* Work instructions
Search the listing for the string "mensajero" and copy every line that contains it.

— start Record extracts —

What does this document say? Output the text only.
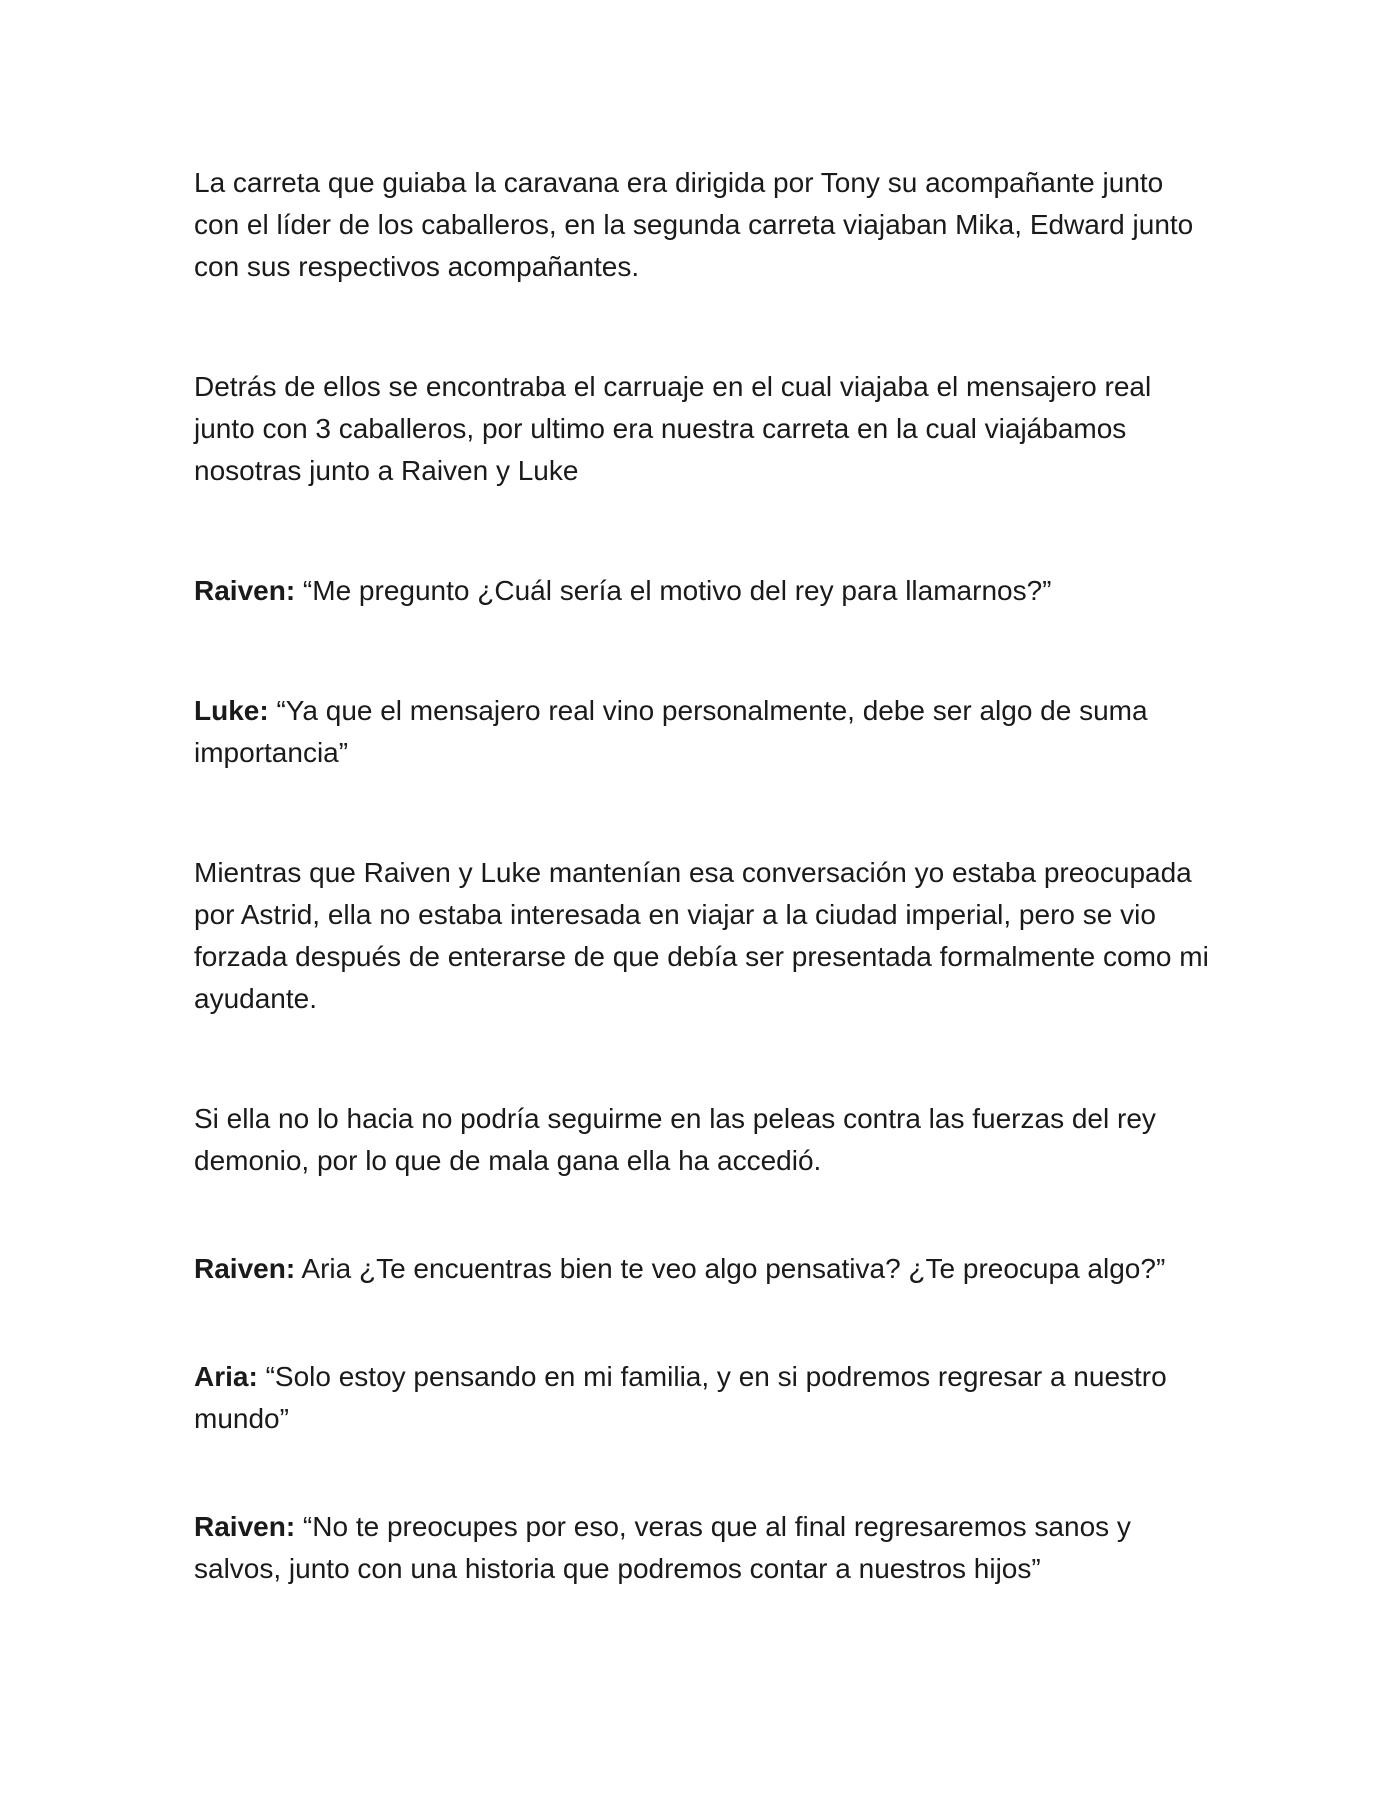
La carreta que guiaba la caravana era dirigida por Tony su acompañante junto con el líder de los caballeros, en la segunda carreta viajaban Mika, Edward junto con sus respectivos acompañantes.

Detrás de ellos se encontraba el carruaje en el cual viajaba el mensajero real junto con 3 caballeros, por ultimo era nuestra carreta en la cual viajábamos nosotras junto a Raiven y Luke

Raiven: “Me pregunto ¿Cuál sería el motivo del rey para llamarnos?”

Luke: “Ya que el mensajero real vino personalmente, debe ser algo de suma importancia”

Mientras que Raiven y Luke mantenían esa conversación yo estaba preocupada por Astrid, ella no estaba interesada en viajar a la ciudad imperial, pero se vio forzada después de enterarse de que debía ser presentada formalmente como mi ayudante.

Si ella no lo hacia no podría seguirme en las peleas contra las fuerzas del rey demonio, por lo que de mala gana ella ha accedió.

Raiven: Aria ¿Te encuentras bien te veo algo pensativa? ¿Te preocupa algo?”

Aria: “Solo estoy pensando en mi familia, y en si podremos regresar a nuestro mundo”

Raiven: “No te preocupes por eso, veras que al final regresaremos sanos y salvos, junto con una historia que podremos contar a nuestros hijos”
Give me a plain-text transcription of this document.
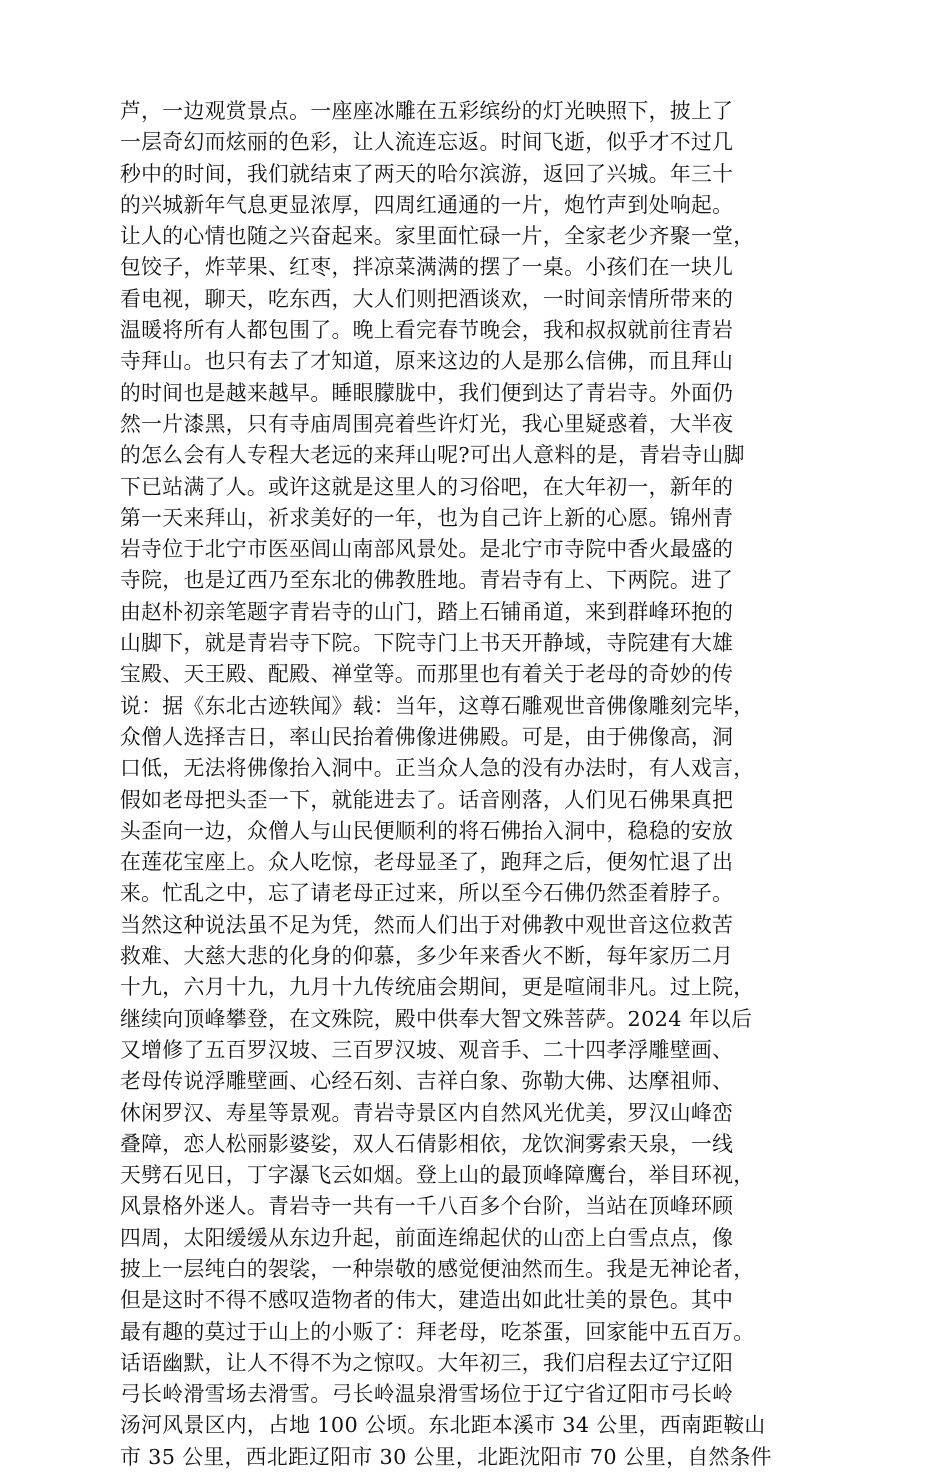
芦，一边观赏景点。一座座冰雕在五彩缤纷的灯光映照下，披上了
一层奇幻而炫丽的色彩，让人流连忘返。时间飞逝，似乎才不过几
秒中的时间，我们就结束了两天的哈尔滨游，返回了兴城。年三十
的兴城新年气息更显浓厚，四周红通通的一片，炮竹声到处响起。
让人的心情也随之兴奋起来。家里面忙碌一片，全家老少齐聚一堂，
包饺子，炸苹果、红枣，拌凉菜满满的摆了一桌。小孩们在一块儿
看电视，聊天，吃东西，大人们则把酒谈欢，一时间亲情所带来的
温暖将所有人都包围了。晚上看完春节晚会，我和叔叔就前往青岩
寺拜山。也只有去了才知道，原来这边的人是那么信佛，而且拜山
的时间也是越来越早。睡眼朦胧中，我们便到达了青岩寺。外面仍
然一片漆黑，只有寺庙周围亮着些许灯光，我心里疑惑着，大半夜
的怎么会有人专程大老远的来拜山呢?可出人意料的是，青岩寺山脚
下已站满了人。或许这就是这里人的习俗吧，在大年初一，新年的
第一天来拜山，祈求美好的一年，也为自己许上新的心愿。锦州青
岩寺位于北宁市医巫闾山南部风景处。是北宁市寺院中香火最盛的
寺院，也是辽西乃至东北的佛教胜地。青岩寺有上、下两院。进了
由赵朴初亲笔题字青岩寺的山门，踏上石铺甬道，来到群峰环抱的
山脚下，就是青岩寺下院。下院寺门上书天开静域，寺院建有大雄
宝殿、天王殿、配殿、禅堂等。而那里也有着关于老母的奇妙的传
说：据《东北古迹轶闻》载：当年，这尊石雕观世音佛像雕刻完毕，
众僧人选择吉日，率山民抬着佛像进佛殿。可是，由于佛像高，洞
口低，无法将佛像抬入洞中。正当众人急的没有办法时，有人戏言，
假如老母把头歪一下，就能进去了。话音刚落，人们见石佛果真把
头歪向一边，众僧人与山民便顺利的将石佛抬入洞中，稳稳的安放
在莲花宝座上。众人吃惊，老母显圣了，跑拜之后，便匆忙退了出
来。忙乱之中，忘了请老母正过来，所以至今石佛仍然歪着脖子。
当然这种说法虽不足为凭，然而人们出于对佛教中观世音这位救苦
救难、大慈大悲的化身的仰慕，多少年来香火不断，每年家历二月
十九，六月十九，九月十九传统庙会期间，更是喧闹非凡。过上院，
继续向顶峰攀登，在文殊院，殿中供奉大智文殊菩萨。2024 年以后
又增修了五百罗汉坡、三百罗汉坡、观音手、二十四孝浮雕壁画、
老母传说浮雕壁画、心经石刻、吉祥白象、弥勒大佛、达摩祖师、
休闲罗汉、寿星等景观。青岩寺景区内自然风光优美，罗汉山峰峦
叠障，恋人松丽影婆娑，双人石倩影相依，龙饮涧雾索天泉，一线
天劈石见日，丁字瀑飞云如烟。登上山的最顶峰障鹰台，举目环视，
风景格外迷人。青岩寺一共有一千八百多个台阶，当站在顶峰环顾
四周，太阳缓缓从东边升起，前面连绵起伏的山峦上白雪点点，像
披上一层纯白的袈裟，一种崇敬的感觉便油然而生。我是无神论者，
但是这时不得不感叹造物者的伟大，建造出如此壮美的景色。其中
最有趣的莫过于山上的小贩了：拜老母，吃茶蛋，回家能中五百万。
话语幽默，让人不得不为之惊叹。大年初三，我们启程去辽宁辽阳
弓长岭滑雪场去滑雪。弓长岭温泉滑雪场位于辽宁省辽阳市弓长岭
汤河风景区内，占地 100 公顷。东北距本溪市 34 公里，西南距鞍山
市 35 公里，西北距辽阳市 30 公里，北距沈阳市 70 公里，自然条件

— end Record extracts —

* Task result
Detrás de ellos se encontraba el carruaje en el cual viajaba el mensajero real junto con 3 caballeros, por ultimo era nuestra carreta en la cual viajábamos nosotras junto a Raiven y Luke
Luke: “Ya que el mensajero real vino personalmente, debe ser algo de suma importancia”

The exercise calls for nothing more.